Work instructions: Extract, from the listing that follows, each line containing the word "sampling".

(Figure dataset records)

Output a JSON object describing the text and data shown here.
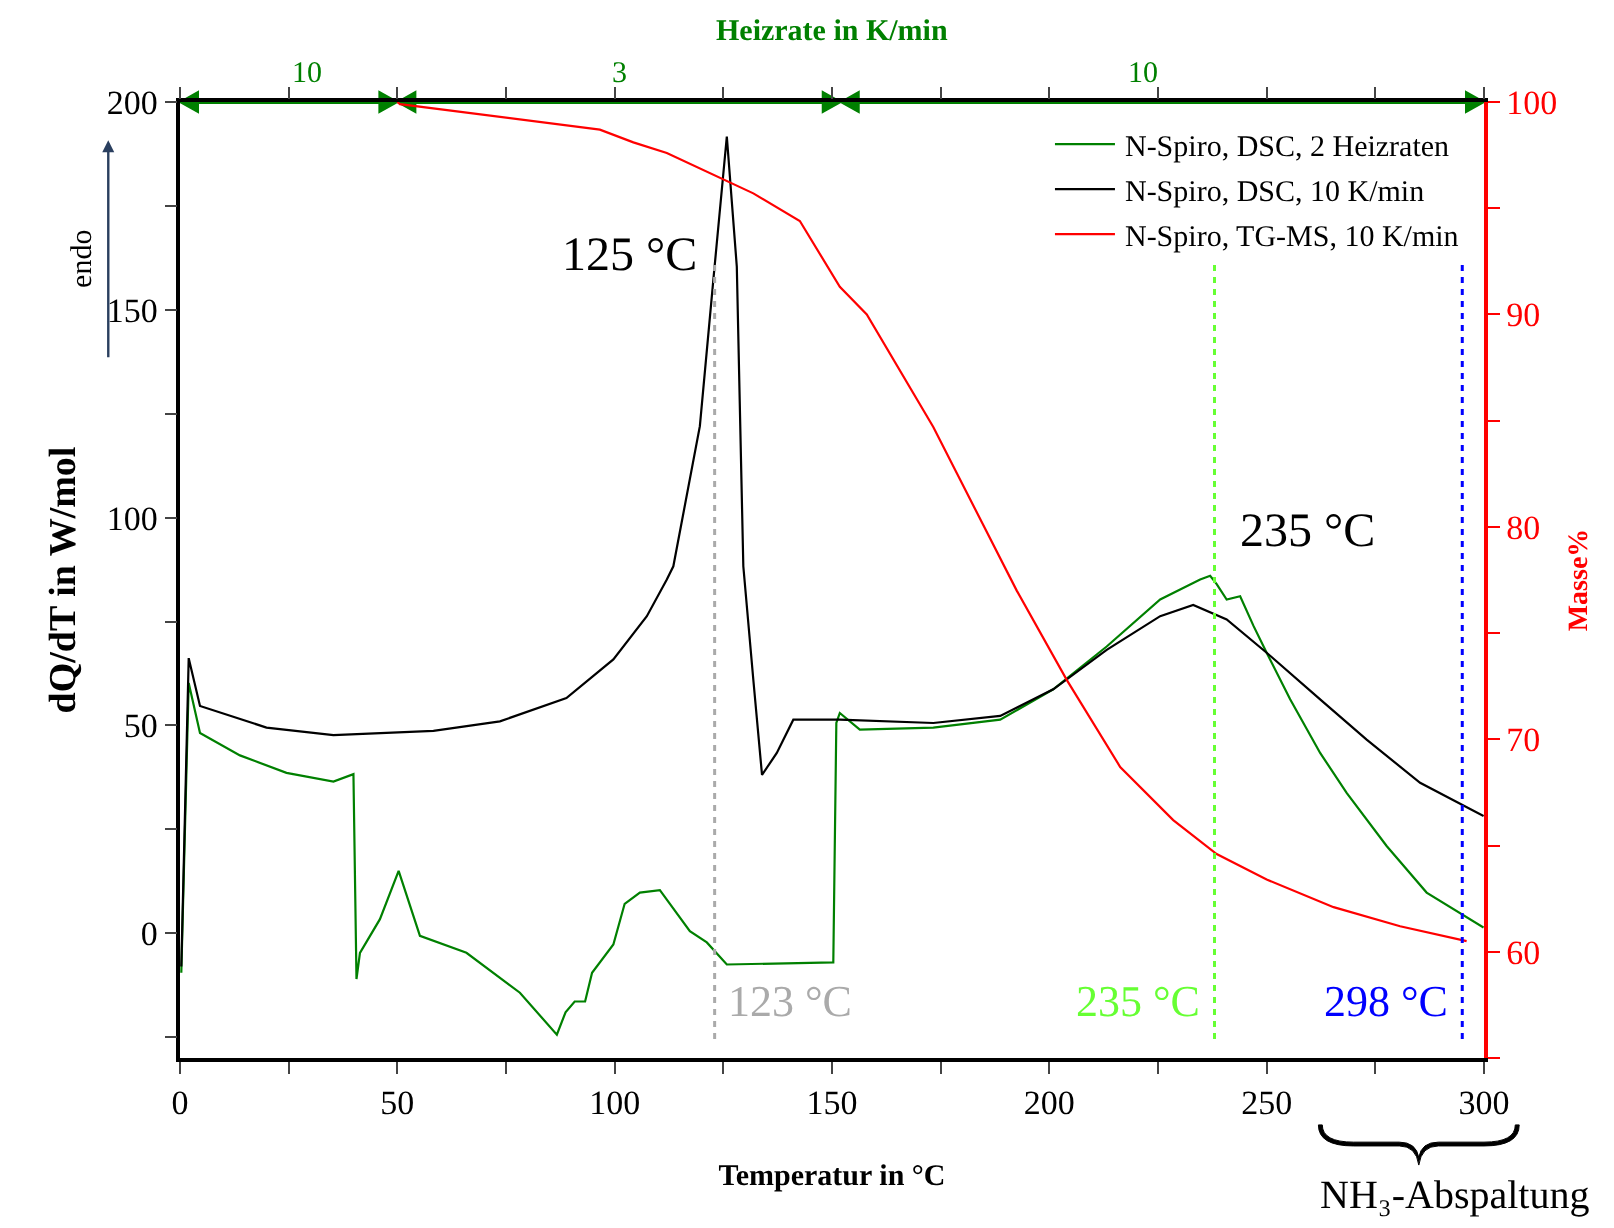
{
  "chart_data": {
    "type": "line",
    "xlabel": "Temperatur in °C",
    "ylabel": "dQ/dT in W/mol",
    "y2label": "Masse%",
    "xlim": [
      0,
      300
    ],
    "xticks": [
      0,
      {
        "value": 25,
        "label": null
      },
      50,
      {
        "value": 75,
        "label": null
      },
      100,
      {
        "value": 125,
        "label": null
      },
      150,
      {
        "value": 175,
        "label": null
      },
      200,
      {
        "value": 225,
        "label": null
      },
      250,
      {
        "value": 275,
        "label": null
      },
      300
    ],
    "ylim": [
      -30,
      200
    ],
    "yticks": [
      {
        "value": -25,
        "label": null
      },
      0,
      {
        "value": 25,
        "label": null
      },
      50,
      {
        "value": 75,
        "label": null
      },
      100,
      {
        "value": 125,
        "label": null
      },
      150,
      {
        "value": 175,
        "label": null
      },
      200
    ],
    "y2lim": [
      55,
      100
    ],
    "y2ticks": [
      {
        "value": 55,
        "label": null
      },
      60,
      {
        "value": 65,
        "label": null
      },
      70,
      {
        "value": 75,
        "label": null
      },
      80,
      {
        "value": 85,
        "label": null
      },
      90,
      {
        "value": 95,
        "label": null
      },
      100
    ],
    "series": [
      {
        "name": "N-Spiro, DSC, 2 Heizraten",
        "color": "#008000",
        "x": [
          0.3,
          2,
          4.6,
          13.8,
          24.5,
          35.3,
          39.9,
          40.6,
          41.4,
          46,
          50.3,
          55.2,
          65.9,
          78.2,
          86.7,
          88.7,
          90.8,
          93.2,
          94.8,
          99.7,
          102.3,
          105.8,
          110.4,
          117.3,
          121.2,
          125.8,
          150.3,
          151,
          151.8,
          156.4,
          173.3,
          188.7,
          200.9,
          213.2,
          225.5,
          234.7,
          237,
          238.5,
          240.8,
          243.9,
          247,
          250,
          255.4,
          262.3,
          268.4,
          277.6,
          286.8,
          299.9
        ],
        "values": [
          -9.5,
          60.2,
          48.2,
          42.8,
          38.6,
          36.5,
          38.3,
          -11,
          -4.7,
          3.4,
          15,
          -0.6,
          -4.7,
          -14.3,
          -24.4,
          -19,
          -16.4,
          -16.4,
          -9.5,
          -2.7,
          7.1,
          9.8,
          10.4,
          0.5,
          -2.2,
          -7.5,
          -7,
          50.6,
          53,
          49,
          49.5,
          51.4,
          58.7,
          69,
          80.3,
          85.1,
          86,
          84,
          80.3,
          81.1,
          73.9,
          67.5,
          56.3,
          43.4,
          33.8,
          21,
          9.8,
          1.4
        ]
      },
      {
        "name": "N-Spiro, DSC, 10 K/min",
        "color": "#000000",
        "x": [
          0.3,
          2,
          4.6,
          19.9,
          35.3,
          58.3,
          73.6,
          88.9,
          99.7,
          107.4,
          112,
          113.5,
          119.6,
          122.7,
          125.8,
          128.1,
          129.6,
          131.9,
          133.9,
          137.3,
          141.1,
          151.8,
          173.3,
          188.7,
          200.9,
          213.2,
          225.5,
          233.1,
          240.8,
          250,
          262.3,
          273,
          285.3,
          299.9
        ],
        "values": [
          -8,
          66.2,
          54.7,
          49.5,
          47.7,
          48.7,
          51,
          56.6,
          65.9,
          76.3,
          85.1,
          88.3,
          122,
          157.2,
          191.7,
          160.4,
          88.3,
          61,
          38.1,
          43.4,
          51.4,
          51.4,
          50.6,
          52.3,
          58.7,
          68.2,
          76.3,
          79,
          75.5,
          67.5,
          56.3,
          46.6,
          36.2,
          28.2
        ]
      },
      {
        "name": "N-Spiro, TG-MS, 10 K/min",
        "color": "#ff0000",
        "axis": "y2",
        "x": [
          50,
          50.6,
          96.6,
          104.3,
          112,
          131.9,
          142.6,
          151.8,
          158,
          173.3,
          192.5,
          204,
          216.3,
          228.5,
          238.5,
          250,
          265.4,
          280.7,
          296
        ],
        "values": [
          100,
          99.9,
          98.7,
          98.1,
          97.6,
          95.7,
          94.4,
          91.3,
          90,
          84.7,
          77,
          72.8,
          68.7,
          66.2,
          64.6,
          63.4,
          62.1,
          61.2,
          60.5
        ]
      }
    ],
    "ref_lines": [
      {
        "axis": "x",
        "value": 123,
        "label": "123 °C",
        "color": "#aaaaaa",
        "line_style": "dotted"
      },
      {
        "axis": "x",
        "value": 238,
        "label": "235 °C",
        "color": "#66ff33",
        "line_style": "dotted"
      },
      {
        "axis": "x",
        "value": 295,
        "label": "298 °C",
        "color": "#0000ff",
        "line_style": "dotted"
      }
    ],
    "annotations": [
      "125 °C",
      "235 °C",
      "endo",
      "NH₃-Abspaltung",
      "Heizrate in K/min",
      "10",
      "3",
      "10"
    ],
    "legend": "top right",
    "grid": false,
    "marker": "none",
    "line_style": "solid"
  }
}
...
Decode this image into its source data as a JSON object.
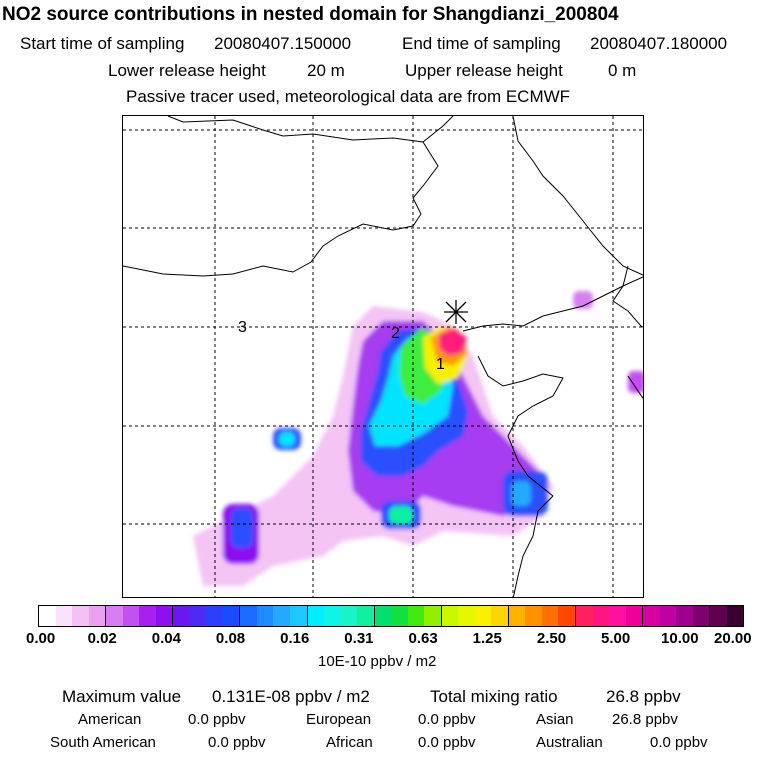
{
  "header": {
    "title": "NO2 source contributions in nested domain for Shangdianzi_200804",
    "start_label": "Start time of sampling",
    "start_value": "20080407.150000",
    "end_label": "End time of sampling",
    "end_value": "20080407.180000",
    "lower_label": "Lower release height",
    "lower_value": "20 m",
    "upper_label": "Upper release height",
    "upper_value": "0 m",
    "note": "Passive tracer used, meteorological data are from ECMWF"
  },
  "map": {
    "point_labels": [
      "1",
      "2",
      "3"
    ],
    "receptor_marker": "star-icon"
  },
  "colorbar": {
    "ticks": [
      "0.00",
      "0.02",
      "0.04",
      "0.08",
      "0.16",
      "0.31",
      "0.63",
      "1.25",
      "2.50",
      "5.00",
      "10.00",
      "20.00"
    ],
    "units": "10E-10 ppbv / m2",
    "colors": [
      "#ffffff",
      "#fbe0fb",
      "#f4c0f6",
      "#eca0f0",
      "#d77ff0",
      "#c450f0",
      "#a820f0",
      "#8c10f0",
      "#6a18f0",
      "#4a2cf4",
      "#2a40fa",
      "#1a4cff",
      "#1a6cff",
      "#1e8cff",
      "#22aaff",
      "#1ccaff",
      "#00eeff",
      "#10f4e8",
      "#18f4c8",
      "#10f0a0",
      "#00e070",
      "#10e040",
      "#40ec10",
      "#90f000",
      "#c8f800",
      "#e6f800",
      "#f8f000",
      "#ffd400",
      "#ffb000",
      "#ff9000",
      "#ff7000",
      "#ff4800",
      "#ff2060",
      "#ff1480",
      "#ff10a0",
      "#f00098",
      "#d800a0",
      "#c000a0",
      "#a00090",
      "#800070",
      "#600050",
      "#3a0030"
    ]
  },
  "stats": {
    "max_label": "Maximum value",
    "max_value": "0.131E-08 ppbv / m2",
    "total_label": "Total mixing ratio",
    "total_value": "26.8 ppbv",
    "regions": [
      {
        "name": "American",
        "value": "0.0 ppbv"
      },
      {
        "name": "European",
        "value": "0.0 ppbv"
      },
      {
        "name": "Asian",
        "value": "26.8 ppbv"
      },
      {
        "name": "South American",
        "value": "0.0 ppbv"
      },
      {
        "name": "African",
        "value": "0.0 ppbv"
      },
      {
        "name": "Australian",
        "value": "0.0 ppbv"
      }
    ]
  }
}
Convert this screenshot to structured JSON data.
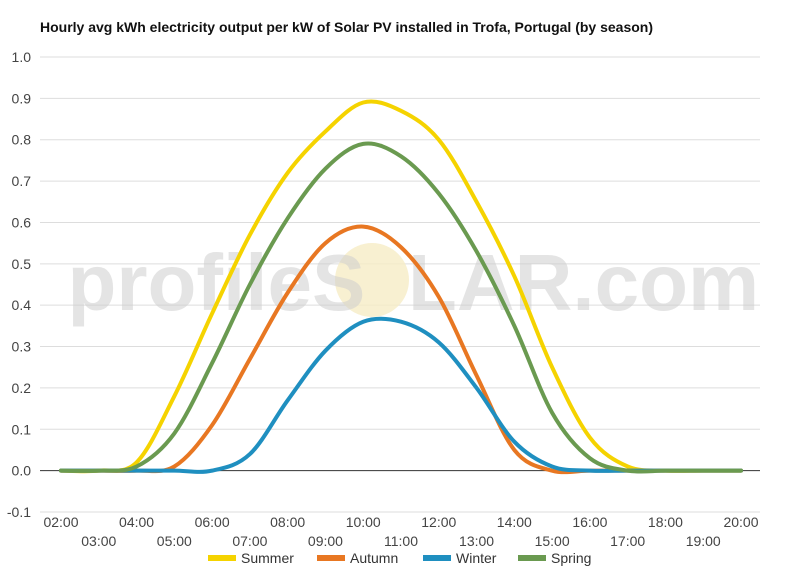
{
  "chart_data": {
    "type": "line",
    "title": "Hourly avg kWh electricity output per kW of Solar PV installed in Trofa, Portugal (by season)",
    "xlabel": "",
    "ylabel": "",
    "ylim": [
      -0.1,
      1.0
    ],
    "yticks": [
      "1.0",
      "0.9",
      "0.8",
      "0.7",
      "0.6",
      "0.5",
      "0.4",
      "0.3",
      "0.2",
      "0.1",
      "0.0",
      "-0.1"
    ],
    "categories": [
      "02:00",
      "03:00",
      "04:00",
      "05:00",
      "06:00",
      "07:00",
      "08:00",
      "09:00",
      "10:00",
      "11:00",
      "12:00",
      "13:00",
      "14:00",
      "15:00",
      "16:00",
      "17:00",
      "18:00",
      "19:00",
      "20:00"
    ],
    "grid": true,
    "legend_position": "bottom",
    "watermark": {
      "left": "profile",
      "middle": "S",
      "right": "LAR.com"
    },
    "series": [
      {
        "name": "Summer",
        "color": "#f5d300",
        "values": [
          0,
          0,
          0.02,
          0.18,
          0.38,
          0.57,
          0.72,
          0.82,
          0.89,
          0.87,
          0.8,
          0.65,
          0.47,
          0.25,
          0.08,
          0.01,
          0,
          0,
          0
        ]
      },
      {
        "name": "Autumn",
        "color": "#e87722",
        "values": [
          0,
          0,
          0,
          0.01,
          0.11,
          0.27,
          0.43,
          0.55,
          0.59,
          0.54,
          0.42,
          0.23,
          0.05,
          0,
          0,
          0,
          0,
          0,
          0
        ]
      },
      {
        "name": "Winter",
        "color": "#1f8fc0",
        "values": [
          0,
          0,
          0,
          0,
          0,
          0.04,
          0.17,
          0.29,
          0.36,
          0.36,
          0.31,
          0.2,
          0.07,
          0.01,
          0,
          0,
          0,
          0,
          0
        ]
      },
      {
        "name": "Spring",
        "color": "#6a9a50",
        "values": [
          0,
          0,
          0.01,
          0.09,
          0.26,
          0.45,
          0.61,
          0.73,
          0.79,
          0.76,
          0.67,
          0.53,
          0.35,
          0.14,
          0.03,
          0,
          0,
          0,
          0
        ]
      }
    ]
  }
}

Reply to the task:
    "start_label": "Start time of sampling",
    "end_label": "End time of sampling",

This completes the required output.